**Exercise goal**:
Reproduce the records below in full and word for word, excluding pictures.

(Data entries)
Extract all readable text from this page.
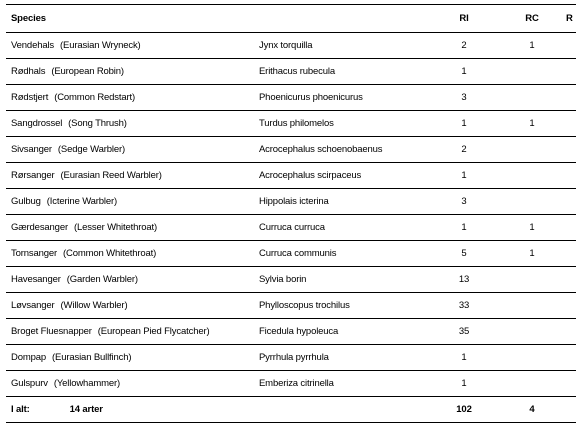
Species		RI	RC	R
Vendehals (Eurasian Wryneck)	Jynx torquilla	2	1	
Rødhals (European Robin)	Erithacus rubecula	1		
Rødstjert (Common Redstart)	Phoenicurus phoenicurus	3		
Sangdrossel (Song Thrush)	Turdus philomelos	1	1	
Sivsanger (Sedge Warbler)	Acrocephalus schoenobaenus	2		
Rørsanger (Eurasian Reed Warbler)	Acrocephalus scirpaceus	1		
Gulbug (Icterine Warbler)	Hippolais icterina	3		
Gærdesanger (Lesser Whitethroat)	Curruca curruca	1	1	
Tornsanger (Common Whitethroat)	Curruca communis	5	1	
Havesanger (Garden Warbler)	Sylvia borin	13		
Løvsanger (Willow Warbler)	Phylloscopus trochilus	33		
Broget Fluesnapper (European Pied Flycatcher)	Ficedula hypoleuca	35		
Dompap (Eurasian Bullfinch)	Pyrrhula pyrrhula	1		
Gulspurv (Yellowhammer)	Emberiza citrinella	1		
I alt: 14 arter		102	4	
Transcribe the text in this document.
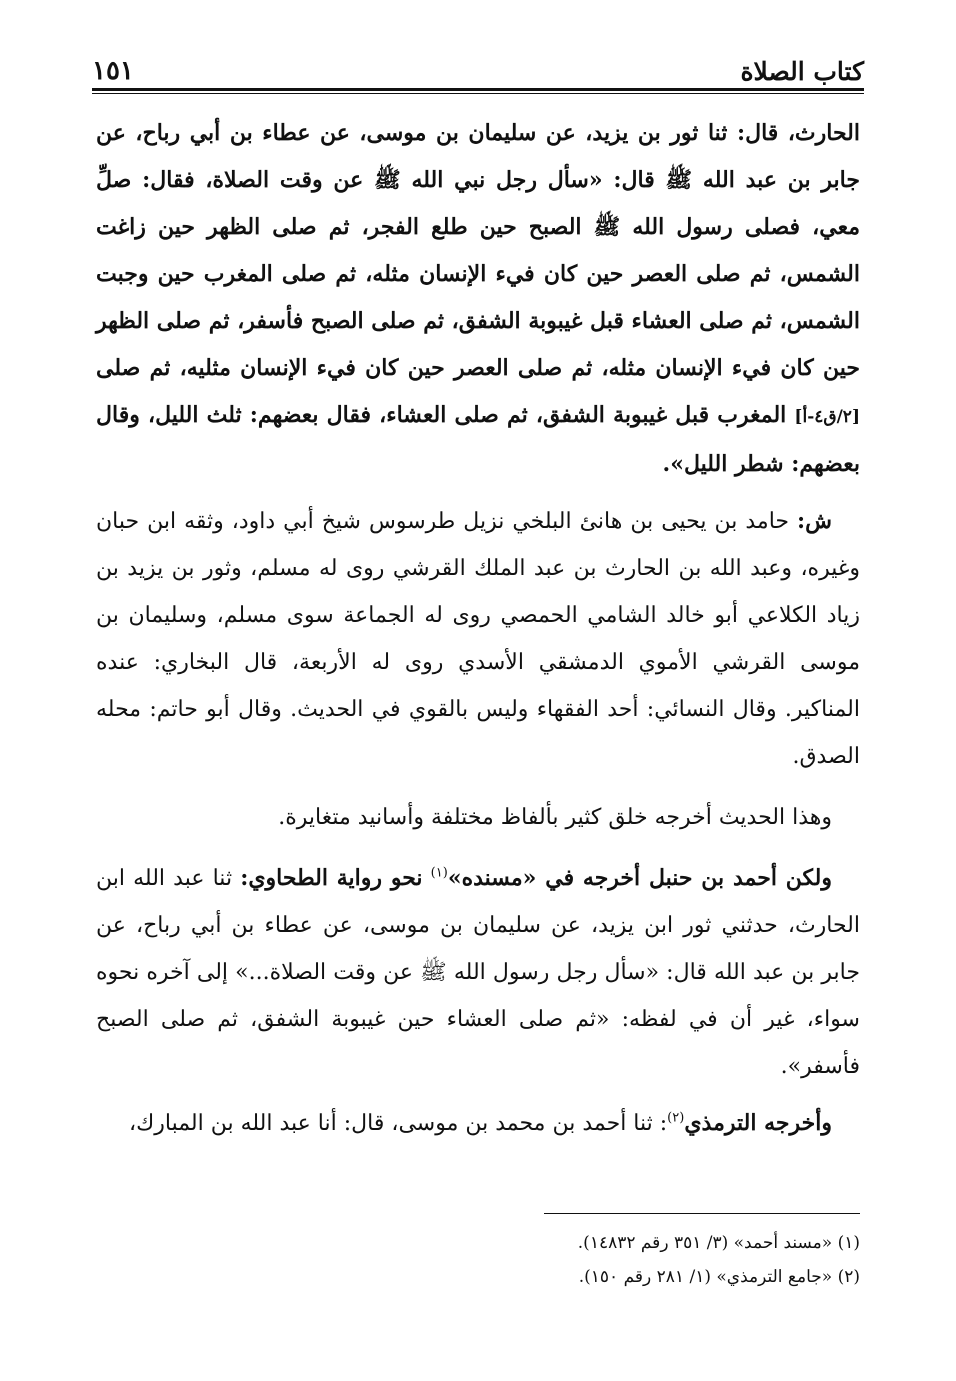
كتاب الصلاة
١٥١

الحارث، قال: ثنا ثور بن يزيد، عن سليمان بن موسى، عن عطاء بن أبي رباح، عن جابر بن عبد الله ﷺ قال: «سأل رجل نبي الله ﷺ عن وقت الصلاة، فقال: صلِّ معي، فصلى رسول الله ﷺ الصبح حين طلع الفجر، ثم صلى الظهر حين زاغت الشمس، ثم صلى العصر حين كان فيء الإنسان مثله، ثم صلى المغرب حين وجبت الشمس، ثم صلى العشاء قبل غيبوبة الشفق، ثم صلى الصبح فأسفر، ثم صلى الظهر حين كان فيء الإنسان مثله، ثم صلى العصر حين كان فيء الإنسان مثليه، ثم صلى [٢/ق٤-أ] المغرب قبل غيبوبة الشفق، ثم صلى العشاء، فقال بعضهم: ثلث الليل، وقال بعضهم: شطر الليل».

ش: حامد بن يحيى بن هانئ البلخي نزيل طرسوس شيخ أبي داود، وثقه ابن حبان وغيره، وعبد الله بن الحارث بن عبد الملك القرشي روى له مسلم، وثور بن يزيد بن زياد الكلاعي أبو خالد الشامي الحمصي روى له الجماعة سوى مسلم، وسليمان بن موسى القرشي الأموي الدمشقي الأسدي روى له الأربعة، قال البخاري: عنده المناكير. وقال النسائي: أحد الفقهاء وليس بالقوي في الحديث. وقال أبو حاتم: محله الصدق.

وهذا الحديث أخرجه خلق كثير بألفاظ مختلفة وأسانيد متغايرة.

ولكن أحمد بن حنبل أخرجه في «مسنده»$^{(١)}$ نحو رواية الطحاوي: ثنا عبد الله ابن الحارث، حدثني ثور ابن يزيد، عن سليمان بن موسى، عن عطاء بن أبي رباح، عن جابر بن عبد الله قال: «سأل رجل رسول الله ﷺ عن وقت الصلاة...» إلى آخره نحوه سواء، غير أن في لفظه: «ثم صلى العشاء حين غيبوبة الشفق، ثم صلى الصبح فأسفر».

وأخرجه الترمذي$^{(٢)}$: ثنا أحمد بن محمد بن موسى، قال: أنا عبد الله بن المبارك،

(١) «مسند أحمد» (٣/ ٣٥١ رقم ١٤٨٣٢).

(٢) «جامع الترمذي» (١/ ٢٨١ رقم ١٥٠).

**In response**:
Extract all readable text from this page.
Species		RI	RC	R
Vendehals (Eurasian Wryneck)	Jynx torquilla	2	1	
Rødhals (European Robin)	Erithacus rubecula	1		
Rødstjert (Common Redstart)	Phoenicurus phoenicurus	3		
Sangdrossel (Song Thrush)	Turdus philomelos	1	1	
Sivsanger (Sedge Warbler)	Acrocephalus schoenobaenus	2		
Rørsanger (Eurasian Reed Warbler)	Acrocephalus scirpaceus	1		
Gulbug (Icterine Warbler)	Hippolais icterina	3		
Gærdesanger (Lesser Whitethroat)	Curruca curruca	1	1	
Tornsanger (Common Whitethroat)	Curruca communis	5	1	
Havesanger (Garden Warbler)	Sylvia borin	13		
Løvsanger (Willow Warbler)	Phylloscopus trochilus	33		
Broget Fluesnapper (European Pied Flycatcher)	Ficedula hypoleuca	35		
Dompap (Eurasian Bullfinch)	Pyrrhula pyrrhula	1		
Gulspurv (Yellowhammer)	Emberiza citrinella	1		
I alt: 14 arter		102	4	
Transcribe the text in this document.
كتاب الصلاة
١٥١

الحارث، قال: ثنا ثور بن يزيد، عن سليمان بن موسى، عن عطاء بن أبي رباح، عن جابر بن عبد الله ﷺ قال: «سأل رجل نبي الله ﷺ عن وقت الصلاة، فقال: صلِّ معي، فصلى رسول الله ﷺ الصبح حين طلع الفجر، ثم صلى الظهر حين زاغت الشمس، ثم صلى العصر حين كان فيء الإنسان مثله، ثم صلى المغرب حين وجبت الشمس، ثم صلى العشاء قبل غيبوبة الشفق، ثم صلى الصبح فأسفر، ثم صلى الظهر حين كان فيء الإنسان مثله، ثم صلى العصر حين كان فيء الإنسان مثليه، ثم صلى [٢/ق٤-أ] المغرب قبل غيبوبة الشفق، ثم صلى العشاء، فقال بعضهم: ثلث الليل، وقال بعضهم: شطر الليل».

ش: حامد بن يحيى بن هانئ البلخي نزيل طرسوس شيخ أبي داود، وثقه ابن حبان وغيره، وعبد الله بن الحارث بن عبد الملك القرشي روى له مسلم، وثور بن يزيد بن زياد الكلاعي أبو خالد الشامي الحمصي روى له الجماعة سوى مسلم، وسليمان بن موسى القرشي الأموي الدمشقي الأسدي روى له الأربعة، قال البخاري: عنده المناكير. وقال النسائي: أحد الفقهاء وليس بالقوي في الحديث. وقال أبو حاتم: محله الصدق.

وهذا الحديث أخرجه خلق كثير بألفاظ مختلفة وأسانيد متغايرة.

ولكن أحمد بن حنبل أخرجه في «مسنده»$^{(١)}$ نحو رواية الطحاوي: ثنا عبد الله ابن الحارث، حدثني ثور ابن يزيد، عن سليمان بن موسى، عن عطاء بن أبي رباح، عن جابر بن عبد الله قال: «سأل رجل رسول الله ﷺ عن وقت الصلاة...» إلى آخره نحوه سواء، غير أن في لفظه: «ثم صلى العشاء حين غيبوبة الشفق، ثم صلى الصبح فأسفر».

وأخرجه الترمذي$^{(٢)}$: ثنا أحمد بن محمد بن موسى، قال: أنا عبد الله بن المبارك،

(١) «مسند أحمد» (٣/ ٣٥١ رقم ١٤٨٣٢).

(٢) «جامع الترمذي» (١/ ٢٨١ رقم ١٥٠).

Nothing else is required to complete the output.